Data extracted from a collection:
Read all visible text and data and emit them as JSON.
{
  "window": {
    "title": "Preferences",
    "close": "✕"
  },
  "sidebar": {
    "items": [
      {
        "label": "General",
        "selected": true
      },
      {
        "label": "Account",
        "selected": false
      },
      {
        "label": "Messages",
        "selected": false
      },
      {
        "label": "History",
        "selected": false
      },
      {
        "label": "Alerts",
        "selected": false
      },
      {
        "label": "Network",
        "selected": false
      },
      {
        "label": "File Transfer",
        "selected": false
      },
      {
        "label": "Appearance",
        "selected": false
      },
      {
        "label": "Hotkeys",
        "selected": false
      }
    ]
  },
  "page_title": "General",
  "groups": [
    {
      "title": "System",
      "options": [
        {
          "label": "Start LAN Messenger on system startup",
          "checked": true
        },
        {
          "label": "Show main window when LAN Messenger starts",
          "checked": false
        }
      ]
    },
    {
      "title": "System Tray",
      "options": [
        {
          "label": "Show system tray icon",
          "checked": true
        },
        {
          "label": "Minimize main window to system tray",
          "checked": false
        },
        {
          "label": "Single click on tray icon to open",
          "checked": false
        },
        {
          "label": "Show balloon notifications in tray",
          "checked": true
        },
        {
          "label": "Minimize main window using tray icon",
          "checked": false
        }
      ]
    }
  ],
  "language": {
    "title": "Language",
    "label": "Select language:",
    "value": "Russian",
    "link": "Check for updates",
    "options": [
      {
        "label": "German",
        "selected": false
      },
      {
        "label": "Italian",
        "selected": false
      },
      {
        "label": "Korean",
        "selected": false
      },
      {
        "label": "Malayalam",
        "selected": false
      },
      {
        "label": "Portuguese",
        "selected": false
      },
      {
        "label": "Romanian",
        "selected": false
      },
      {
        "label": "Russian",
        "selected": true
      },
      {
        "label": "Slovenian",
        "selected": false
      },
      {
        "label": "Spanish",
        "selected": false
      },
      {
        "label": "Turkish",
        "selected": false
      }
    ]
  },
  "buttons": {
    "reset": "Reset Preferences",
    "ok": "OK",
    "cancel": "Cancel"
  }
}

REQUIREMENT: Of the lines in this material, state how many hold the string "Show". Write no other words.

EXERCISE SOLUTION: 3